(Task instructions):
• 1. Reproduce the stretch from "The paper tackles" through "52.1% at clip-level." in the deepfake detection summary, word for word.
• 2. List every percentage figure given in the deepfake detection summary.
• 3. Continue the deepfake detection summary from its last sentence.
---------- Page excerpt
WWW: Where, Which and Whatever Enhancing Interpretability in Multimodal Deepfake Detection
This addresses the challenge of detecting dynamic deepfake attacks in real-world scenarios for security and media integrity, representing an incremental improvement with new evaluation methods.
The paper tackles the problem of oversaturated detection accuracies in multimodal deepfake detection by introducing a clip-level benchmark called FakeMix and novel metrics, revealing that state-of-the-art models drop from 94.2% AP at video-level to 53.1% and 52.1% at clip-level.
--------------------
---------- Recorded data
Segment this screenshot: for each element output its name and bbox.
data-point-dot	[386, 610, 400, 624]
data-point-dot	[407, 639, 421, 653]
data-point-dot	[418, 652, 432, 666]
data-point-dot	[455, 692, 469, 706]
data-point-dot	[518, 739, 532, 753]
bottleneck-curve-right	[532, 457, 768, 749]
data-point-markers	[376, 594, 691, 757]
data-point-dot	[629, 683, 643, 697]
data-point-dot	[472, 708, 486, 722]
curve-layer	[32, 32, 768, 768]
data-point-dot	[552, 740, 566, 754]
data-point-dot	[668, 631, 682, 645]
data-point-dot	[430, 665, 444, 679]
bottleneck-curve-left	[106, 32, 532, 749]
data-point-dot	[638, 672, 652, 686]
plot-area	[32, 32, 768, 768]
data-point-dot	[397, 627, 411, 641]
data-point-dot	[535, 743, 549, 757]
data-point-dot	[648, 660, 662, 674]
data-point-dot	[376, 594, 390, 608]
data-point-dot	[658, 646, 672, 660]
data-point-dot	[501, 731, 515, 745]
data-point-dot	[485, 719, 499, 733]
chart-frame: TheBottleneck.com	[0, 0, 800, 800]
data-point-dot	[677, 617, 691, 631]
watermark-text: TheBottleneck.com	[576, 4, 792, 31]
--------------------
(Responses):
• 1.
The paper tackles the problem of oversaturated detection accuracies in multimodal deepfake detection by introducing a clip-level benchmark called FakeMix and novel metrics, revealing that state-of-the-art models drop from 94.2% AP at video-level to 53.1% and 52.1% at clip-level.

• 2.
94.2%
53.1%
52.1%

• 3.
All current benchmarks for multimodal deepfake detection manipulate entire frames using various generation techniques, resulting in oversaturated detection accuracies exceeding 94% at the video-level classification. However, these benchmarks struggle to detect dynamic deepfake attacks with challenging frame-by-frame alterations presented in real-world scenarios. To address this limitation, we introduce FakeMix, a novel clip-level evaluation benchmark aimed at identifying manipulated segments within both video and audio, providing insight into the origins of deepfakes. Furthermore, we propose novel evaluation metrics, Temporal Accuracy (TA) and Frame-wise Discrimination Metric (FDM), to assess the robustness of deepfake detection models. Evaluating state-of-the-art models against diverse deepfake benchmarks, particularly FakeMix, demonstrates the effectiveness of our approach comprehensively. Specifically, while achieving an Average Precision (AP) of 94.2% at the video-level, the evaluation of the existing models at the clip-level using the proposed metrics, TA and FDM, yielded sharp declines in accuracy to 53.1%, and 52.1%, respectively.